Set task: Repeat the records below exactly.

Stored records:
====

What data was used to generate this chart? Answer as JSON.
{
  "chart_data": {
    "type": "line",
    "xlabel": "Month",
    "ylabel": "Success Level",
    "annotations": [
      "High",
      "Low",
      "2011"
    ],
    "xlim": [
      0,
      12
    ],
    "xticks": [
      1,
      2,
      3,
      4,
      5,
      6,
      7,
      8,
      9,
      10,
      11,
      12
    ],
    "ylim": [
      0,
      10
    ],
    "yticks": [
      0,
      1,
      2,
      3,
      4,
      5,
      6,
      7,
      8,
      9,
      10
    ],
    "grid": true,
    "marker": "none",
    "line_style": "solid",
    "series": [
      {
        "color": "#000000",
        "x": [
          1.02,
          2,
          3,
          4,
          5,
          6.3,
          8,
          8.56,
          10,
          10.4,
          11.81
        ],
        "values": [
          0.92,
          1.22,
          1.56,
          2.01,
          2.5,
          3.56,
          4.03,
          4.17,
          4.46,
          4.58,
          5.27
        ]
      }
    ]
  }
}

====

Task solution:
What data was used to generate this chart? Answer as JSON.
{
  "chart_data": {
    "type": "line",
    "xlabel": "Month",
    "ylabel": "Success Level",
    "annotations": [
      "High",
      "Low",
      "2011"
    ],
    "xlim": [
      0,
      12
    ],
    "xticks": [
      1,
      2,
      3,
      4,
      5,
      6,
      7,
      8,
      9,
      10,
      11,
      12
    ],
    "ylim": [
      0,
      10
    ],
    "yticks": [
      0,
      1,
      2,
      3,
      4,
      5,
      6,
      7,
      8,
      9,
      10
    ],
    "grid": true,
    "marker": "none",
    "line_style": "solid",
    "series": [
      {
        "color": "#000000",
        "x": [
          1.02,
          2,
          3,
          4,
          5,
          6.3,
          8,
          8.56,
          10,
          10.4,
          11.81
        ],
        "values": [
          0.92,
          1.22,
          1.56,
          2.01,
          2.5,
          3.56,
          4.03,
          4.17,
          4.46,
          4.58,
          5.27
        ]
      }
    ]
  }
}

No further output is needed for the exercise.